* TEKS YANG DIBERIKAN
····················

Terlepas dari semua kegiatan ekstrakurikuler dan kesibukannya, dia berhasil menyelesaikan tesisnya yang berjudul "A Study of Navigation and Traffic on the Upper Thames in the 18th Century".

Selama berada di Inggris, Naruhito menghabiskan waktu bersama keluarga kerajaan Inggris dan mengungkapkan ketakjubannya betapa budaya mereka lebih santai dibandingkan dengan pengalamannya sendiri hidup di istana. 

Dalam buku "Putri Masako: Tahanan Takhta Krisan" yang terbit pada 2006, sang penulis, Ben Hills mendeskripsikan kekaguman Naruhito terhadap keluarga kerajaan Inggris.

"Dia sangat terkejut ketika Ratu Elizabeth menuangkan tehnya sendiri dan bahkan menyajikan sandwich bagi tamunya," tulis Hills.

Putra mahkota juga bermain ski bersama Pangeran Lichtenstein Hans-Adam II, pergi berlibur ke Mallorca bersama raja Spanyol saat itu Juan Carlos I, berlayar bersama Raja Harald V dan Ratu Sonja dari Norwegia, serta menghabiskan waktu dengan Beatrix, yang adalah ratu Belanda pada saat itu.

"Waktu yang dihabiskan putra mahkota belajar di Inggris berpengaruh besar kepada cara berpikirnya," kata Kawanishi. "Dia percaya bahwa keluarga kerajaan perlu membangun relasi dengan publik, seperti halnya keluarga kerajaan Inggris. Dia juga percaya harus aktif mengambil bagian dalam pekerjaan amal, serta dia juga berpikir bahwa keluarga kekaisaran Jepang harus menjadi lebih internasional."

····················

* DAFTAR ENTRI
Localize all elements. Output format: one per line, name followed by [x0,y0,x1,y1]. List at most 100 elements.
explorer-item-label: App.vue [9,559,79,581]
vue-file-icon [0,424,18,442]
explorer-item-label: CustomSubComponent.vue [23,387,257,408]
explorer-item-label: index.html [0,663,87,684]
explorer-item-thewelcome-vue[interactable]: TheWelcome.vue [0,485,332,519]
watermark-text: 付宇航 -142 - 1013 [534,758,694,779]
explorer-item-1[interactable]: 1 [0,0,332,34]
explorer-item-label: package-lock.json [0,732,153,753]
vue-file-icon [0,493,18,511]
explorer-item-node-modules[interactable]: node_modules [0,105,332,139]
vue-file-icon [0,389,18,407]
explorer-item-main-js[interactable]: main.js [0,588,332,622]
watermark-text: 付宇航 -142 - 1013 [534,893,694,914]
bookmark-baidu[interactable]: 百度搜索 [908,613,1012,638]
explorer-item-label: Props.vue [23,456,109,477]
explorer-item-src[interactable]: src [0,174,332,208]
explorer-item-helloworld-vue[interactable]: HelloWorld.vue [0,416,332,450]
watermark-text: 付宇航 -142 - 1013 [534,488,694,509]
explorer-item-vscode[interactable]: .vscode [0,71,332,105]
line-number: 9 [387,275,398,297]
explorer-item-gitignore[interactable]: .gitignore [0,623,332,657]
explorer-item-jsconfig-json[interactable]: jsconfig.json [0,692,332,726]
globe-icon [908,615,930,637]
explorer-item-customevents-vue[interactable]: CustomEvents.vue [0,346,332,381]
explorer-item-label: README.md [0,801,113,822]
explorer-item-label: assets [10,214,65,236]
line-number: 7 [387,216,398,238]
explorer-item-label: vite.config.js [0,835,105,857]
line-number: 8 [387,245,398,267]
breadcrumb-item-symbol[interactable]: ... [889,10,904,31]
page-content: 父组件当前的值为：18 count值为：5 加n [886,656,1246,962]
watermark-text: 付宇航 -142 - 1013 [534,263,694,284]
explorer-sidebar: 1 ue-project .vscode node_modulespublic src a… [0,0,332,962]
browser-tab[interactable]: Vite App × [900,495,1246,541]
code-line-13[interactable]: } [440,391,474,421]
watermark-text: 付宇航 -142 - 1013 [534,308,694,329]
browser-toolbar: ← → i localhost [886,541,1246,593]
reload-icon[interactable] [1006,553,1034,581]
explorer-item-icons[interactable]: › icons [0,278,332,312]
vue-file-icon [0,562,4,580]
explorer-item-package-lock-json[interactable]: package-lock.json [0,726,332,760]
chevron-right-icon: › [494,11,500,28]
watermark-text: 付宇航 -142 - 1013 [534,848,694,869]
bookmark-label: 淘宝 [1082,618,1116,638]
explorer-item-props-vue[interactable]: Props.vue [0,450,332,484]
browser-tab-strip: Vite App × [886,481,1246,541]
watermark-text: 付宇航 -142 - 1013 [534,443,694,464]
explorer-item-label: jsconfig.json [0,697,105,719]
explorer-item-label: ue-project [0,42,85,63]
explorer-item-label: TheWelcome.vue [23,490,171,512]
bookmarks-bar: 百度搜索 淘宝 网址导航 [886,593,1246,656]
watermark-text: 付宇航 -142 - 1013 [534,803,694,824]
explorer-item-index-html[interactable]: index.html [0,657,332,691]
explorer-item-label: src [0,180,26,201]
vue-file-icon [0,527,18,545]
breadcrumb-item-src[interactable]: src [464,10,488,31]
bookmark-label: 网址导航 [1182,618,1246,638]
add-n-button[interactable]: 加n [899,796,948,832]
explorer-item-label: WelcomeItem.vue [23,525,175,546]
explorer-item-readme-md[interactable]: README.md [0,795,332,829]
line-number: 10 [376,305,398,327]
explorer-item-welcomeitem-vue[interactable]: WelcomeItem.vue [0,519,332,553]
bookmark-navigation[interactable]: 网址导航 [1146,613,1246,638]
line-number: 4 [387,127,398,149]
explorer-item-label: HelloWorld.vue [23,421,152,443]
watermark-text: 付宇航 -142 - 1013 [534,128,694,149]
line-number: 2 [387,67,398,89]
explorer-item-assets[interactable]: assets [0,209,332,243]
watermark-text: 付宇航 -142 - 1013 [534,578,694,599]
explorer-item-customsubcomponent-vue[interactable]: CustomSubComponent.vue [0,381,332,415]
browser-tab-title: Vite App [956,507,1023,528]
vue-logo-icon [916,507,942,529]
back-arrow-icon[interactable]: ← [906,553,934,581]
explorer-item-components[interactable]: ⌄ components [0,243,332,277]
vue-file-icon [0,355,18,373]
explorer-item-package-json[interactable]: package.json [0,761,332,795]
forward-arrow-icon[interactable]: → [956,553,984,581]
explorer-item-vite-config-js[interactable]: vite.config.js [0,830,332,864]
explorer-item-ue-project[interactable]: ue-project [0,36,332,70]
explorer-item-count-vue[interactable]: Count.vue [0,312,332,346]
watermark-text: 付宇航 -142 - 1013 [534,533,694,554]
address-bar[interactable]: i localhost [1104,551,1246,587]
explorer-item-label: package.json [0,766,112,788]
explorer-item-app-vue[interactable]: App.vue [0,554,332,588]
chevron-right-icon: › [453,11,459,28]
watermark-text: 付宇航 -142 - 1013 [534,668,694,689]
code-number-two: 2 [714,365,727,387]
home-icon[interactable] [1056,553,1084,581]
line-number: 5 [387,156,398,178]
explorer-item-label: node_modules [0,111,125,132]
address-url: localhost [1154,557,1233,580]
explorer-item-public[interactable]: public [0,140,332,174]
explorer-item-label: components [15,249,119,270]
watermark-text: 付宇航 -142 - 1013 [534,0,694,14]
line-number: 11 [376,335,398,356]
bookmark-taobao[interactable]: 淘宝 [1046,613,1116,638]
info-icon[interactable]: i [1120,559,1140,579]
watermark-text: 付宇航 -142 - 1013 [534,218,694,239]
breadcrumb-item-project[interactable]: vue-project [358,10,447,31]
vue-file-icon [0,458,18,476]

····················

* INSTRUKSI YANG DIBERIKAN
Ubah paragraf dalam teks tentang Naruhito yang diawali "Putra mahkota juga bermain ski" menjadi daftar singkat berisi kegiatan yang disebutkan di dalamnya. Entri-entri tersebut diambil dari sumber yang berbeda.

* JAWABAN LATIHAN
Kegiatan putra mahkota:
- Bermain ski bersama Pangeran Lichtenstein Hans-Adam II
- Berlibur ke Mallorca bersama Juan Carlos I, raja Spanyol saat itu
- Berlayar bersama Raja Harald V dan Ratu Sonja dari Norwegia
- Menghabiskan waktu dengan Beatrix, ratu Belanda pada saat itu